**Your objective**
Retype the entries below exactly, and keep every picture out of your version.

(Dataset excerpts)
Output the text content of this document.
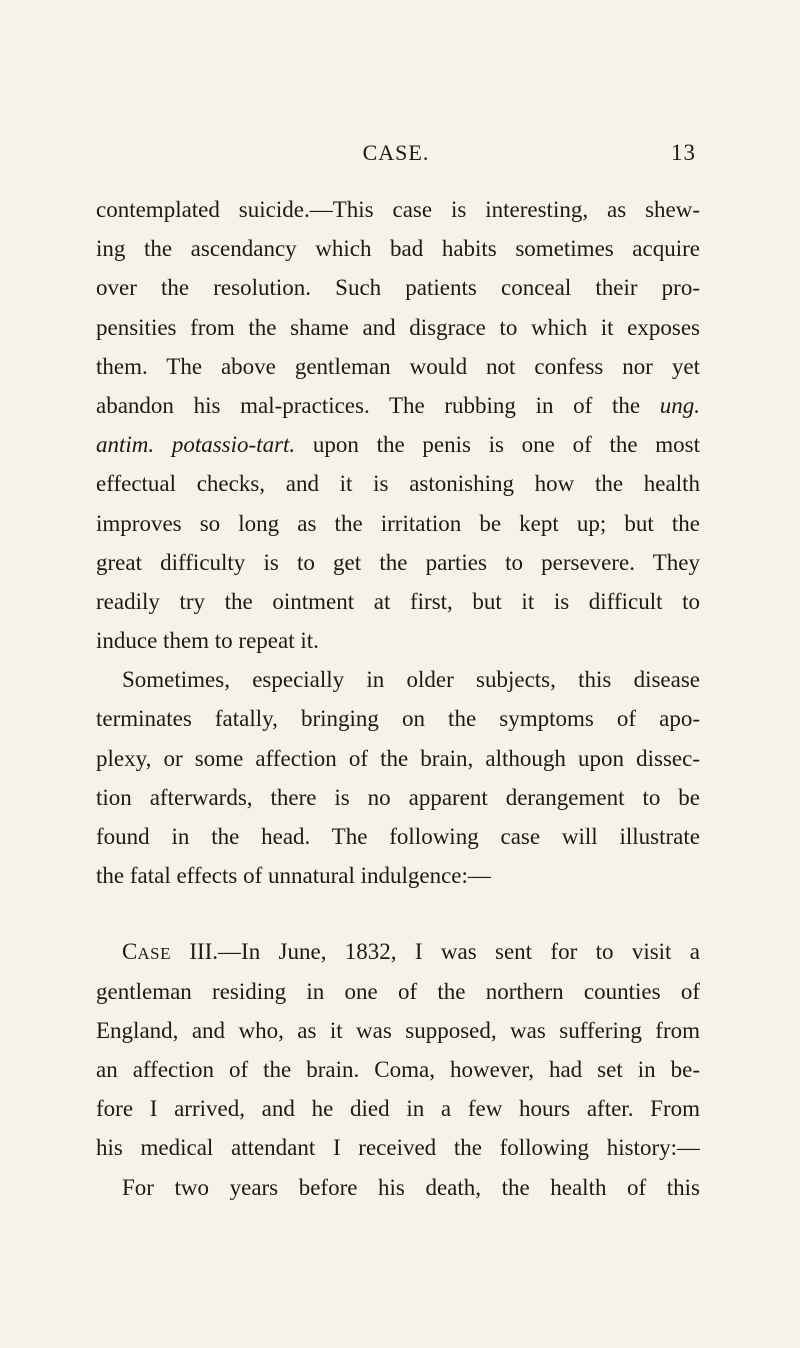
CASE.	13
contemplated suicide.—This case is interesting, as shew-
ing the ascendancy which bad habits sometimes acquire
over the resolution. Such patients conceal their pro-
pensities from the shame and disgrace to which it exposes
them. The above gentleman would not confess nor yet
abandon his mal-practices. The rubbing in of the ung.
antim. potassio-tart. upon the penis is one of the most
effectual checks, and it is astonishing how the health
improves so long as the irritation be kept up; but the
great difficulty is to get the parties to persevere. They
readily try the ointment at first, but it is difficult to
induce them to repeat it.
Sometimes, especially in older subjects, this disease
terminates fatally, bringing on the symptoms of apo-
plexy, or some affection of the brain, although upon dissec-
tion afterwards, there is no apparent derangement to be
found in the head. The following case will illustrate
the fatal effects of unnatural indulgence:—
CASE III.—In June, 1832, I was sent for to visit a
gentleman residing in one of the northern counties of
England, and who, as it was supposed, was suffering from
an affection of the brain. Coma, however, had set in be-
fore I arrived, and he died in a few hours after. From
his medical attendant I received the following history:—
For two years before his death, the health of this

**Answer below**
Output the text content of this document.
CASE.	13
contemplated suicide.—This case is interesting, as shew-
ing the ascendancy which bad habits sometimes acquire
over the resolution. Such patients conceal their pro-
pensities from the shame and disgrace to which it exposes
them. The above gentleman would not confess nor yet
abandon his mal-practices. The rubbing in of the ung.
antim. potassio-tart. upon the penis is one of the most
effectual checks, and it is astonishing how the health
improves so long as the irritation be kept up; but the
great difficulty is to get the parties to persevere. They
readily try the ointment at first, but it is difficult to
induce them to repeat it.
Sometimes, especially in older subjects, this disease
terminates fatally, bringing on the symptoms of apo-
plexy, or some affection of the brain, although upon dissec-
tion afterwards, there is no apparent derangement to be
found in the head. The following case will illustrate
the fatal effects of unnatural indulgence:—
CASE III.—In June, 1832, I was sent for to visit a
gentleman residing in one of the northern counties of
England, and who, as it was supposed, was suffering from
an affection of the brain. Coma, however, had set in be-
fore I arrived, and he died in a few hours after. From
his medical attendant I received the following history:—
For two years before his death, the health of this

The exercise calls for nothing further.